-- Excerpted records --
==============================
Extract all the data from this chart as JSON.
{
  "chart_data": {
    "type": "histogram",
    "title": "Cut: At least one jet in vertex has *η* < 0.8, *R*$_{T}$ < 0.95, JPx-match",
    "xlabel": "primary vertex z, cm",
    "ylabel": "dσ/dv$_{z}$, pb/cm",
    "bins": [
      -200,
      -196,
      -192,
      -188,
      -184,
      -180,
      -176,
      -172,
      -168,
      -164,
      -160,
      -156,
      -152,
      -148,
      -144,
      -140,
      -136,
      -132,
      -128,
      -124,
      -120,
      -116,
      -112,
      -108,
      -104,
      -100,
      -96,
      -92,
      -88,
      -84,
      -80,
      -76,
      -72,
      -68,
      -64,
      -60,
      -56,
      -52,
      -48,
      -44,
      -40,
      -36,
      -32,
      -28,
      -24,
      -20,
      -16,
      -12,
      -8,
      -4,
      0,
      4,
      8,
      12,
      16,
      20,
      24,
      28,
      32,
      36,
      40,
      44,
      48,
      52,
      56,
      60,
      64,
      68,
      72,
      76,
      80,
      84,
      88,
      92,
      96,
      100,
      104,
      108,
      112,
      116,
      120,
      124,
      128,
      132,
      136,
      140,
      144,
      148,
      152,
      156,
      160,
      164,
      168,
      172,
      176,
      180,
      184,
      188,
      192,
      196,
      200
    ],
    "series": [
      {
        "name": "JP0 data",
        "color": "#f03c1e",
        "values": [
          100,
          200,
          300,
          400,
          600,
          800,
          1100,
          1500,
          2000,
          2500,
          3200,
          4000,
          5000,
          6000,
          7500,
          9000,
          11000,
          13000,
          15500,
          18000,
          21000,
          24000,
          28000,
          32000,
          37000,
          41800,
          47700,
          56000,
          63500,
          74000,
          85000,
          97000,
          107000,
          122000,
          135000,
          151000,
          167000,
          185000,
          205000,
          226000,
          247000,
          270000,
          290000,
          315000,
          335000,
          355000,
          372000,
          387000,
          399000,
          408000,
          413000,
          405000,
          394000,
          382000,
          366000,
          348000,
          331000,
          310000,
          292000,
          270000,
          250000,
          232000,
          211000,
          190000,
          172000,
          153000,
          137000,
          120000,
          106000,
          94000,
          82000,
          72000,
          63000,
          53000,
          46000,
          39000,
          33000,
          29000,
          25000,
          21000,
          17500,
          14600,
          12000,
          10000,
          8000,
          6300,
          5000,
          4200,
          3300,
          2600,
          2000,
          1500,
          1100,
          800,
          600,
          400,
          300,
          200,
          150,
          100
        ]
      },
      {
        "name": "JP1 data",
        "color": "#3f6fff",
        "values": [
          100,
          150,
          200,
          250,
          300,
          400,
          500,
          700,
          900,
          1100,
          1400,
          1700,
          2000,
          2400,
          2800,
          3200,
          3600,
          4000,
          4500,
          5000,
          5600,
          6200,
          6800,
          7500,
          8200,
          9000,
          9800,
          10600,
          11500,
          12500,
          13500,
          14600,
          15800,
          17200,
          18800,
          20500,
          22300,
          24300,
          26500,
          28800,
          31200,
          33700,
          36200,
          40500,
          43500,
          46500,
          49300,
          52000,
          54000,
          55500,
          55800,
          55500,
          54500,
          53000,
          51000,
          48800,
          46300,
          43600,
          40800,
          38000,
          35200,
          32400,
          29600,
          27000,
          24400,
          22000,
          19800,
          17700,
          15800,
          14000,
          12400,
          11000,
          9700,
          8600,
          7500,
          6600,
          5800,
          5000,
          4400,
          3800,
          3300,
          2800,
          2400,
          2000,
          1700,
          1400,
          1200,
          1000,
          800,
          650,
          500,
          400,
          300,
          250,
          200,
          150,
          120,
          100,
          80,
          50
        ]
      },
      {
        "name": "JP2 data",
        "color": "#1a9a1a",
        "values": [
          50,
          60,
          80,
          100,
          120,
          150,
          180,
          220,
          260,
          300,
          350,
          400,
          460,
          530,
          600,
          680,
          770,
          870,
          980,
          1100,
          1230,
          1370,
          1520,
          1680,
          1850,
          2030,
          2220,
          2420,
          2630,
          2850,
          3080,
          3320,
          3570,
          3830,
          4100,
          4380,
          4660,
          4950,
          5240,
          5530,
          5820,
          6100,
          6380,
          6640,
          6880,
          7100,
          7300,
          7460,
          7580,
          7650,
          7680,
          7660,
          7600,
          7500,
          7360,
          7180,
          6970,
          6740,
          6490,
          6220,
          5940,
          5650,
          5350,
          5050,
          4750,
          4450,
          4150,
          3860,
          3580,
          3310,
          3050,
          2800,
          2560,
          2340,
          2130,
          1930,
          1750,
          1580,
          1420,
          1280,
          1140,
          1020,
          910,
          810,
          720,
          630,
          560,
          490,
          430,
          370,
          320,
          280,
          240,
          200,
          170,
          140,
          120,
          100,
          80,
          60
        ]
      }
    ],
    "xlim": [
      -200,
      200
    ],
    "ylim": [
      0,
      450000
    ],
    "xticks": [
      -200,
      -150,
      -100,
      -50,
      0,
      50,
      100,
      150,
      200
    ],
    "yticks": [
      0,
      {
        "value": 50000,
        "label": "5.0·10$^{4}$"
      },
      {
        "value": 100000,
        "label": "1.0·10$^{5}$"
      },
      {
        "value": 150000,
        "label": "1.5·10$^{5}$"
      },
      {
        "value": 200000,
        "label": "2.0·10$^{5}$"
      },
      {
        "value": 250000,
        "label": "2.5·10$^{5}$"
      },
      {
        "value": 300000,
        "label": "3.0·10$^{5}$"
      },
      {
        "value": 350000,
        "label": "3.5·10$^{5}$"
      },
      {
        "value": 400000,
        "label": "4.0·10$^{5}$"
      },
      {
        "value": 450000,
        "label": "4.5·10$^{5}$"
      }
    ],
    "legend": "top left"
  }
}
==============================
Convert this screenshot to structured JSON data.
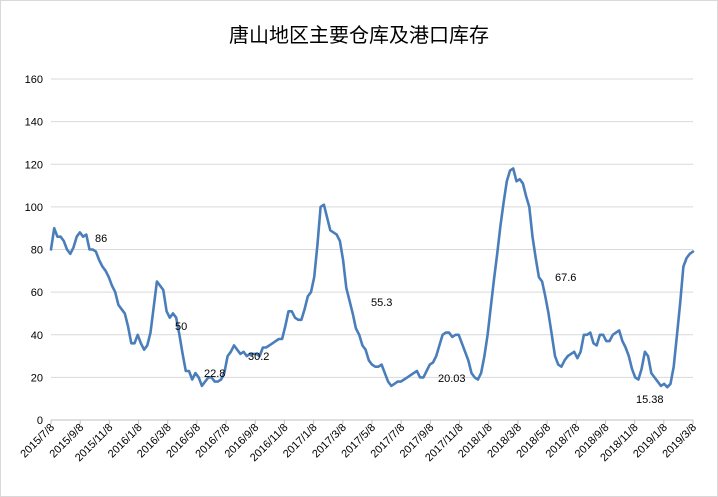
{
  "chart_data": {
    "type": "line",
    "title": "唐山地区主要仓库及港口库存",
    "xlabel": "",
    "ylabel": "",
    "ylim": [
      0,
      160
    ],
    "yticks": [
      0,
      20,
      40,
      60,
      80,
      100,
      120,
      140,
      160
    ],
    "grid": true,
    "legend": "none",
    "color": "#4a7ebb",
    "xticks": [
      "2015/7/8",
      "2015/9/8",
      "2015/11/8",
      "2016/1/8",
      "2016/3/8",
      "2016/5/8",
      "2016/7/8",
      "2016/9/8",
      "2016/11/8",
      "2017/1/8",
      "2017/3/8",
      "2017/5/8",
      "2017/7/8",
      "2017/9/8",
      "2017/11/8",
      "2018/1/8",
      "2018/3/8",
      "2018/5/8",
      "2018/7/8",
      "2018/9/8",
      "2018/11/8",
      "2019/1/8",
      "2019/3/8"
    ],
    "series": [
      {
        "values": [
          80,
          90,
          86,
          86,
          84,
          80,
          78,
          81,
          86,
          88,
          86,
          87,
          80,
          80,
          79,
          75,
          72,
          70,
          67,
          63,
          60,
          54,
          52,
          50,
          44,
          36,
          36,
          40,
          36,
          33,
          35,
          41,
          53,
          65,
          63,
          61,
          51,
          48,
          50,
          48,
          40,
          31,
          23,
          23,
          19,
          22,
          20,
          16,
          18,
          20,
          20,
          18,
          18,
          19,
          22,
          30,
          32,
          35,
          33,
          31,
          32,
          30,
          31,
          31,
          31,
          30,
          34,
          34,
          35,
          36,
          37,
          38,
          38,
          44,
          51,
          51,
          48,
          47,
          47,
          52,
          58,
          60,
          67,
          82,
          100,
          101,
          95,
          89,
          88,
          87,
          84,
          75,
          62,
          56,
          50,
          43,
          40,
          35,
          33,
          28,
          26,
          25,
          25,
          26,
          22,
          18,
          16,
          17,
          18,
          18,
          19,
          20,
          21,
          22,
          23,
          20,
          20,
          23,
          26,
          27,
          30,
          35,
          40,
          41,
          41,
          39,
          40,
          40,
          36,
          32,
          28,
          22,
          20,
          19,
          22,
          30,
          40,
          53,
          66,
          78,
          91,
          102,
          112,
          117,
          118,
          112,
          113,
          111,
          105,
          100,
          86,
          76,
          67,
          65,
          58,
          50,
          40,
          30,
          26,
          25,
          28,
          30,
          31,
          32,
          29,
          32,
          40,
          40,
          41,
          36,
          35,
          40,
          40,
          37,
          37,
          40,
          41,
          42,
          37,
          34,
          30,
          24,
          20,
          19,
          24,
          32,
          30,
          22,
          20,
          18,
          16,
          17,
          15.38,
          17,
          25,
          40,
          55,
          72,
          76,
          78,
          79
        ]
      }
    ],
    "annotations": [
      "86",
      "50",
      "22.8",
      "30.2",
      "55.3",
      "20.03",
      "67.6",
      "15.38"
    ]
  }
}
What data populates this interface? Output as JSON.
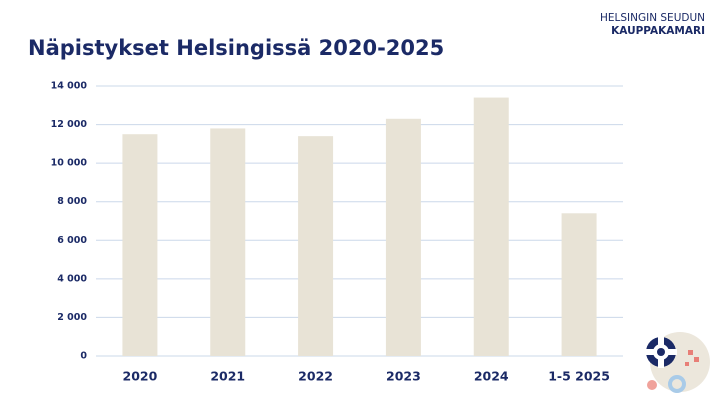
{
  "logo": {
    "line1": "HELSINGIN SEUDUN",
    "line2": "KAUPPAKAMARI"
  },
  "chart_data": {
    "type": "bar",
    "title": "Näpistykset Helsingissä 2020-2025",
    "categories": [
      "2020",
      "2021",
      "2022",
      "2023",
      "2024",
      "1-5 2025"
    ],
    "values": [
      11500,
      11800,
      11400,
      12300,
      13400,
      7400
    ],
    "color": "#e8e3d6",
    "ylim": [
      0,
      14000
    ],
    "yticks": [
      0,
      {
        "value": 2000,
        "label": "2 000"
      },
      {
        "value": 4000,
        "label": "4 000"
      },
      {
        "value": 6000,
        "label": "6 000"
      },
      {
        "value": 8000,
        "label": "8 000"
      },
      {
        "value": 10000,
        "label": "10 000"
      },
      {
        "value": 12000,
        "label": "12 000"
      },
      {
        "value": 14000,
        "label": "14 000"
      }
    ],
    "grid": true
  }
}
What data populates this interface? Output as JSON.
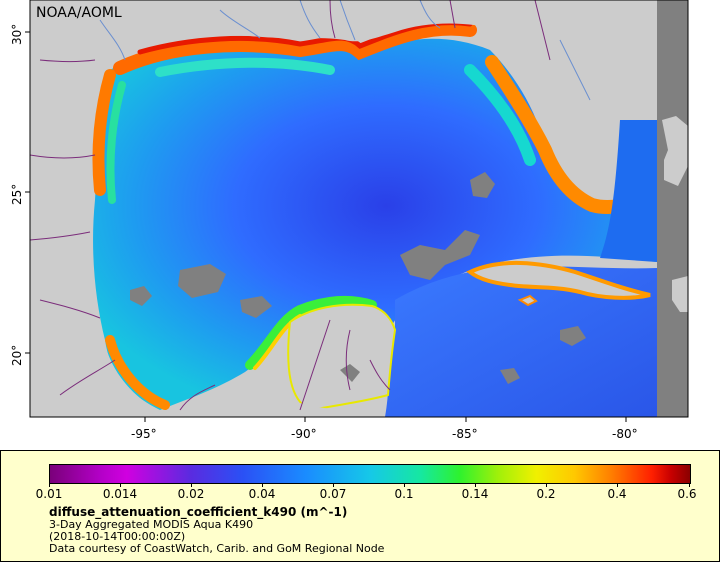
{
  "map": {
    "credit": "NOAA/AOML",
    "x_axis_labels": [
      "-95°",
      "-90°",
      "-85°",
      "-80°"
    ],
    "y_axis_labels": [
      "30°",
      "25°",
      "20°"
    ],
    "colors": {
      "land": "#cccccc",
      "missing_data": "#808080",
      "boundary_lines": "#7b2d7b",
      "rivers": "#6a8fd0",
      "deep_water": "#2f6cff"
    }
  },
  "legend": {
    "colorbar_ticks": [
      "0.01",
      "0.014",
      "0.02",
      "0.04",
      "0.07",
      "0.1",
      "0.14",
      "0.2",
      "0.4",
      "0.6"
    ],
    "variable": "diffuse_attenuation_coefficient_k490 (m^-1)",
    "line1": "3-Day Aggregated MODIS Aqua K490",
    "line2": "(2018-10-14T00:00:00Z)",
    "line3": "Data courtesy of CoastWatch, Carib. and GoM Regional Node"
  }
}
==============================
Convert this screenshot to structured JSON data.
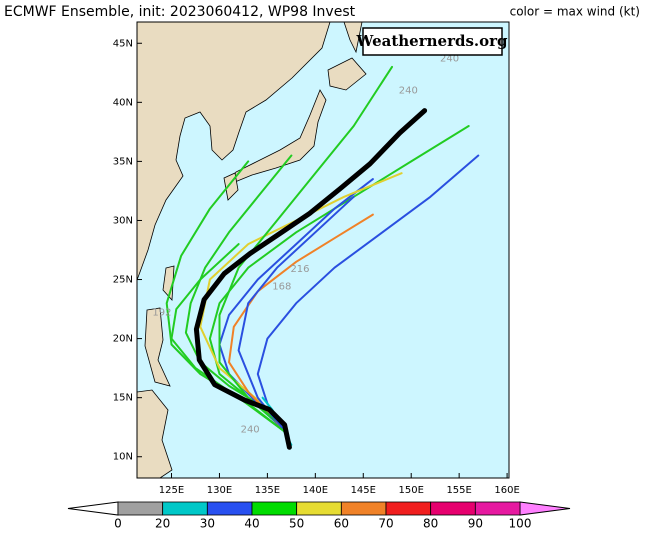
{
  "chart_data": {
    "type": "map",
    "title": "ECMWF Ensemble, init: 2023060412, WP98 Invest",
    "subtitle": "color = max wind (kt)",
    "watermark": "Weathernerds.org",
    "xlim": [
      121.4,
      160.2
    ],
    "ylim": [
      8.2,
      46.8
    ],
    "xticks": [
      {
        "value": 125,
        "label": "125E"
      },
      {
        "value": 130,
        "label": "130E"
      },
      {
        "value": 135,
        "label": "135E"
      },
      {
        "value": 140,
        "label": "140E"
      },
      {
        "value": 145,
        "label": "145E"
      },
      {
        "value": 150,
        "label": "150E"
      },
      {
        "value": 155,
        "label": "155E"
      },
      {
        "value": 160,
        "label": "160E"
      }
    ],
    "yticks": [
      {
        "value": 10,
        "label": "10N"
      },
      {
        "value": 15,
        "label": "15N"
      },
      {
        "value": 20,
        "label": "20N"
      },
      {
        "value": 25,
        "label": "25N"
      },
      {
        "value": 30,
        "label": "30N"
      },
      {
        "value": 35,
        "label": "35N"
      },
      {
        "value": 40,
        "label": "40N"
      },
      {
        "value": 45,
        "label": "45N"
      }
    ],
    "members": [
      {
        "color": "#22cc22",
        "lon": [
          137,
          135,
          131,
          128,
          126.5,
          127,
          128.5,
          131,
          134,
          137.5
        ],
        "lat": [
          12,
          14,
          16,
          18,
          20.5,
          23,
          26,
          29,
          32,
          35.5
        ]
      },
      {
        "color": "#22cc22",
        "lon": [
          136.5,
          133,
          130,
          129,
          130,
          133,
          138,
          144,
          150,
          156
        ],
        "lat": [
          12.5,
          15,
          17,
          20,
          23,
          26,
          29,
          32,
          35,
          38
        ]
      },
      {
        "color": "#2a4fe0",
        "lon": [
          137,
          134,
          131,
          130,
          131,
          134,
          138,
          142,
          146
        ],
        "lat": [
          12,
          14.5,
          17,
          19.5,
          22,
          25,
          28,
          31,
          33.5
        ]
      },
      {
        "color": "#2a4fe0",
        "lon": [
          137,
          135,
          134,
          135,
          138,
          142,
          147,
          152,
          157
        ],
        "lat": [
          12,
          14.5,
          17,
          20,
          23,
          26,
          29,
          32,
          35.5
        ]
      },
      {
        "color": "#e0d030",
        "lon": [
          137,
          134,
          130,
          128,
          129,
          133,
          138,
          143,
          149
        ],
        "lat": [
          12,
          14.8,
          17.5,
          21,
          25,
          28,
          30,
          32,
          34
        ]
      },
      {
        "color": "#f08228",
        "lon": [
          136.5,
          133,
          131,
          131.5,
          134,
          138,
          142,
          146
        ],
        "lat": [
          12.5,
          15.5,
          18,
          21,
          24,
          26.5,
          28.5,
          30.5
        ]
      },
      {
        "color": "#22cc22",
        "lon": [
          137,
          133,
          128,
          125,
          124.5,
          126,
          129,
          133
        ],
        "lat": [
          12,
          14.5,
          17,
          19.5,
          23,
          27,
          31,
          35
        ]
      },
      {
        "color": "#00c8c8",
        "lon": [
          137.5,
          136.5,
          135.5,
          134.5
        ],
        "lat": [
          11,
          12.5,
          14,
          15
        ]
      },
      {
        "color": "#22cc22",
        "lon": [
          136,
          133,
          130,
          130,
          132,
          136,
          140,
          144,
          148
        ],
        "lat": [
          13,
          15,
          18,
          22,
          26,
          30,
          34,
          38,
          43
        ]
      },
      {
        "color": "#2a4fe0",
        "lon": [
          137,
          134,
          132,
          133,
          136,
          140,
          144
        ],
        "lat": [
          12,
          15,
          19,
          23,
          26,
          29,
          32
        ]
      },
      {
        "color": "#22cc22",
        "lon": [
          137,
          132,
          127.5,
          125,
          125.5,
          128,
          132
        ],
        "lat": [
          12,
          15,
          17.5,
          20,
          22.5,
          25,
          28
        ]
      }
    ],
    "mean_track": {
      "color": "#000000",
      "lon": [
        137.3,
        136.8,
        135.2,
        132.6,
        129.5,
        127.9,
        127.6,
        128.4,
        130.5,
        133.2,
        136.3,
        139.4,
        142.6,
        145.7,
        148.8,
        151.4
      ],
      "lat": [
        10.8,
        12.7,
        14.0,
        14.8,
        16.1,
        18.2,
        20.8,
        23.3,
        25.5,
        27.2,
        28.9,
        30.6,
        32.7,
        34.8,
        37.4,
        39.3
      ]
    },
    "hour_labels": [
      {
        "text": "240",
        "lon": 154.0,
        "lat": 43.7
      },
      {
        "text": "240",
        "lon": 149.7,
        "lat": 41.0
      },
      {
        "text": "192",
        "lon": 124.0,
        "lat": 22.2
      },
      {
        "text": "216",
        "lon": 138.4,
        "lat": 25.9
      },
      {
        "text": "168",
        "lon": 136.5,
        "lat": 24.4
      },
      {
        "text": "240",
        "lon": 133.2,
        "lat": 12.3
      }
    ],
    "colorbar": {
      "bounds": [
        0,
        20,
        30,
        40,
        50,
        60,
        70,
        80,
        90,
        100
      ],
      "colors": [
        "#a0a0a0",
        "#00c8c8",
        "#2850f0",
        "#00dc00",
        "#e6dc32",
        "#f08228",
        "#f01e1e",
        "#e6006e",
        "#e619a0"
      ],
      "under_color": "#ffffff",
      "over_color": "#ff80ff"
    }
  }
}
==============================
-- Exercise instructions --
In the entries above, count each line holding "name" and report the total and nothing more.

-- Exercise output --
3